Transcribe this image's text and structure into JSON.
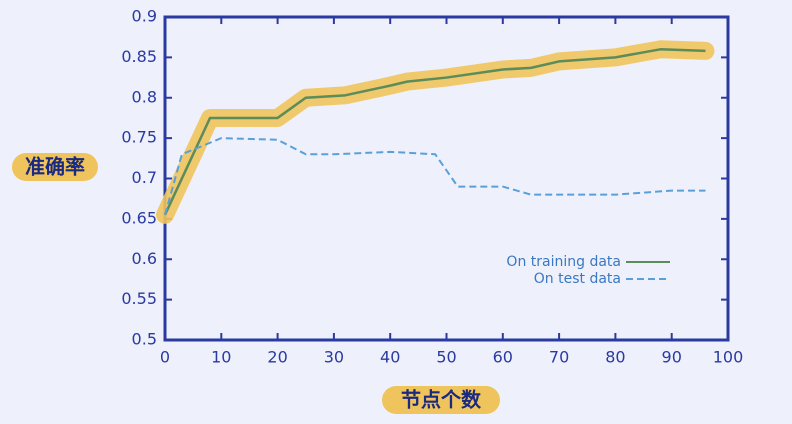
{
  "chart_data": {
    "type": "line",
    "xlabel": "节点个数",
    "ylabel": "准确率",
    "xlim": [
      0,
      100
    ],
    "ylim": [
      0.5,
      0.9
    ],
    "xticks": [
      0,
      10,
      20,
      30,
      40,
      50,
      60,
      70,
      80,
      90,
      100
    ],
    "yticks": [
      0.5,
      0.55,
      0.6,
      0.65,
      0.7,
      0.75,
      0.8,
      0.85,
      0.9
    ],
    "highlight_color": "#f0c45c",
    "series": [
      {
        "name": "On training data",
        "color": "#5b8c5a",
        "highlight": true,
        "x": [
          0,
          8,
          10,
          20,
          25,
          32,
          40,
          43,
          50,
          60,
          65,
          70,
          80,
          88,
          96
        ],
        "values": [
          0.655,
          0.775,
          0.775,
          0.775,
          0.8,
          0.803,
          0.815,
          0.82,
          0.825,
          0.835,
          0.837,
          0.845,
          0.85,
          0.86,
          0.858
        ]
      },
      {
        "name": "On test data",
        "color": "#5aa0d8",
        "dashed": true,
        "x": [
          0,
          3,
          10,
          20,
          25,
          30,
          40,
          48,
          52,
          60,
          65,
          80,
          90,
          96
        ],
        "values": [
          0.655,
          0.73,
          0.75,
          0.748,
          0.73,
          0.73,
          0.733,
          0.73,
          0.69,
          0.69,
          0.68,
          0.68,
          0.685,
          0.685
        ]
      }
    ],
    "legend": "lower right"
  }
}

++++++++++

**STATED EXERCISE**: Output all the records, word for word, with no pictures in the copy.

**COMPLETED EXERCISE**:
Transcribe this image's text and structure into JSON.
{
  "chart_data": {
    "type": "line",
    "xlabel": "节点个数",
    "ylabel": "准确率",
    "xlim": [
      0,
      100
    ],
    "ylim": [
      0.5,
      0.9
    ],
    "xticks": [
      0,
      10,
      20,
      30,
      40,
      50,
      60,
      70,
      80,
      90,
      100
    ],
    "yticks": [
      0.5,
      0.55,
      0.6,
      0.65,
      0.7,
      0.75,
      0.8,
      0.85,
      0.9
    ],
    "highlight_color": "#f0c45c",
    "series": [
      {
        "name": "On training data",
        "color": "#5b8c5a",
        "highlight": true,
        "x": [
          0,
          8,
          10,
          20,
          25,
          32,
          40,
          43,
          50,
          60,
          65,
          70,
          80,
          88,
          96
        ],
        "values": [
          0.655,
          0.775,
          0.775,
          0.775,
          0.8,
          0.803,
          0.815,
          0.82,
          0.825,
          0.835,
          0.837,
          0.845,
          0.85,
          0.86,
          0.858
        ]
      },
      {
        "name": "On test data",
        "color": "#5aa0d8",
        "dashed": true,
        "x": [
          0,
          3,
          10,
          20,
          25,
          30,
          40,
          48,
          52,
          60,
          65,
          80,
          90,
          96
        ],
        "values": [
          0.655,
          0.73,
          0.75,
          0.748,
          0.73,
          0.73,
          0.733,
          0.73,
          0.69,
          0.69,
          0.68,
          0.68,
          0.685,
          0.685
        ]
      }
    ],
    "legend": "lower right"
  }
}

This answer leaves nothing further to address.